-- Begin Stored records --
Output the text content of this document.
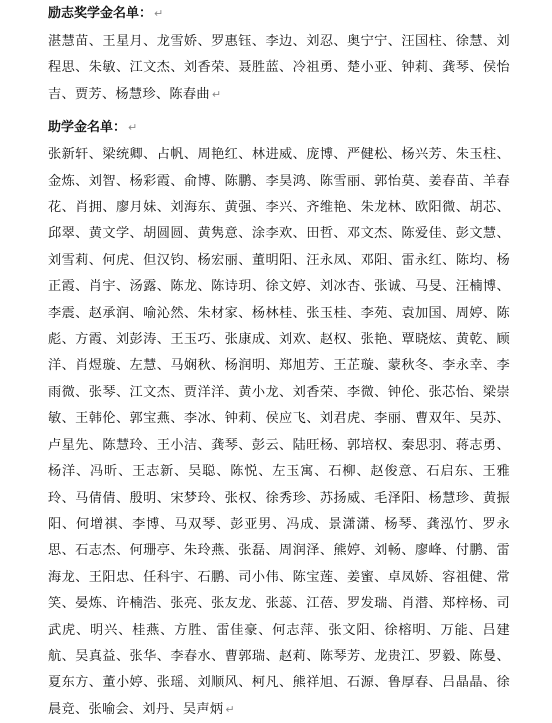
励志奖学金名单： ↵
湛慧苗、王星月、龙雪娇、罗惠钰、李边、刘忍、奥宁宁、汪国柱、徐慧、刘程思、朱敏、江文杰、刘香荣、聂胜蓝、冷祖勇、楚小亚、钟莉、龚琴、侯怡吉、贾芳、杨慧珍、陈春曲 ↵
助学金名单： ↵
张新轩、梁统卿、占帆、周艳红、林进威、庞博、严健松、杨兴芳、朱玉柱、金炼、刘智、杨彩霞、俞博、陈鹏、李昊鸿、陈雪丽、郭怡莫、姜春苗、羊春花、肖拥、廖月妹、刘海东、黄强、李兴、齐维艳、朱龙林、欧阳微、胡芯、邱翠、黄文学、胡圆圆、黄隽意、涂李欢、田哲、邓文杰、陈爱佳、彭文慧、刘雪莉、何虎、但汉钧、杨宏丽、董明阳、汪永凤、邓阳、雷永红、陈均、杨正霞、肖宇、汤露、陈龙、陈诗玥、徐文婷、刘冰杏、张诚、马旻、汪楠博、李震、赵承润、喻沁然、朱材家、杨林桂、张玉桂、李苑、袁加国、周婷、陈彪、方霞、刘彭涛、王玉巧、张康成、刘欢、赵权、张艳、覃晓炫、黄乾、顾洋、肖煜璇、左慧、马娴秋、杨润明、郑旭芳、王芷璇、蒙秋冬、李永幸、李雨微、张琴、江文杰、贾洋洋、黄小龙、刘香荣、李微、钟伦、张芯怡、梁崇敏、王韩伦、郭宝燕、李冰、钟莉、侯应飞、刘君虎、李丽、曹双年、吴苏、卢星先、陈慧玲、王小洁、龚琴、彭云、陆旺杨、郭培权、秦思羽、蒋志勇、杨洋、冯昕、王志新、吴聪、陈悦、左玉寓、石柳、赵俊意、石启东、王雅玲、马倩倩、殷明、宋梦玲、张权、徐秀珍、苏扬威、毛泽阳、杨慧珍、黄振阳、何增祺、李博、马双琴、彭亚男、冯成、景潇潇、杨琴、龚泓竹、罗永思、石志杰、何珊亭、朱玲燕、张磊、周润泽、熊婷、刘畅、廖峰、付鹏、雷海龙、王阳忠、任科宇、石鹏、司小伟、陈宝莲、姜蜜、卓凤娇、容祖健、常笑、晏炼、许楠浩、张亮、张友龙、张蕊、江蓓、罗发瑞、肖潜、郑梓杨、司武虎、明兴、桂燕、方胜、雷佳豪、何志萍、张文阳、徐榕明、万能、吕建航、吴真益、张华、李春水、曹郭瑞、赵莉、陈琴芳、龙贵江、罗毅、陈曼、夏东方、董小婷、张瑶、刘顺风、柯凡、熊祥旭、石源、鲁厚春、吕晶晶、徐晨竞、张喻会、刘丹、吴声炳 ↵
-- End Stored records --
(Written exercise)
Transcribe the records verbatim and omit the images.

(Written response)
Output the text content of this document.
励志奖学金名单： ↵
湛慧苗、王星月、龙雪娇、罗惠钰、李边、刘忍、奥宁宁、汪国柱、徐慧、刘程思、朱敏、江文杰、刘香荣、聂胜蓝、冷祖勇、楚小亚、钟莉、龚琴、侯怡吉、贾芳、杨慧珍、陈春曲 ↵
助学金名单： ↵
张新轩、梁统卿、占帆、周艳红、林进威、庞博、严健松、杨兴芳、朱玉柱、金炼、刘智、杨彩霞、俞博、陈鹏、李昊鸿、陈雪丽、郭怡莫、姜春苗、羊春花、肖拥、廖月妹、刘海东、黄强、李兴、齐维艳、朱龙林、欧阳微、胡芯、邱翠、黄文学、胡圆圆、黄隽意、涂李欢、田哲、邓文杰、陈爱佳、彭文慧、刘雪莉、何虎、但汉钧、杨宏丽、董明阳、汪永凤、邓阳、雷永红、陈均、杨正霞、肖宇、汤露、陈龙、陈诗玥、徐文婷、刘冰杏、张诚、马旻、汪楠博、李震、赵承润、喻沁然、朱材家、杨林桂、张玉桂、李苑、袁加国、周婷、陈彪、方霞、刘彭涛、王玉巧、张康成、刘欢、赵权、张艳、覃晓炫、黄乾、顾洋、肖煜璇、左慧、马娴秋、杨润明、郑旭芳、王芷璇、蒙秋冬、李永幸、李雨微、张琴、江文杰、贾洋洋、黄小龙、刘香荣、李微、钟伦、张芯怡、梁崇敏、王韩伦、郭宝燕、李冰、钟莉、侯应飞、刘君虎、李丽、曹双年、吴苏、卢星先、陈慧玲、王小洁、龚琴、彭云、陆旺杨、郭培权、秦思羽、蒋志勇、杨洋、冯昕、王志新、吴聪、陈悦、左玉寓、石柳、赵俊意、石启东、王雅玲、马倩倩、殷明、宋梦玲、张权、徐秀珍、苏扬威、毛泽阳、杨慧珍、黄振阳、何增祺、李博、马双琴、彭亚男、冯成、景潇潇、杨琴、龚泓竹、罗永思、石志杰、何珊亭、朱玲燕、张磊、周润泽、熊婷、刘畅、廖峰、付鹏、雷海龙、王阳忠、任科宇、石鹏、司小伟、陈宝莲、姜蜜、卓凤娇、容祖健、常笑、晏炼、许楠浩、张亮、张友龙、张蕊、江蓓、罗发瑞、肖潜、郑梓杨、司武虎、明兴、桂燕、方胜、雷佳豪、何志萍、张文阳、徐榕明、万能、吕建航、吴真益、张华、李春水、曹郭瑞、赵莉、陈琴芳、龙贵江、罗毅、陈曼、夏东方、董小婷、张瑶、刘顺风、柯凡、熊祥旭、石源、鲁厚春、吕晶晶、徐晨竞、张喻会、刘丹、吴声炳 ↵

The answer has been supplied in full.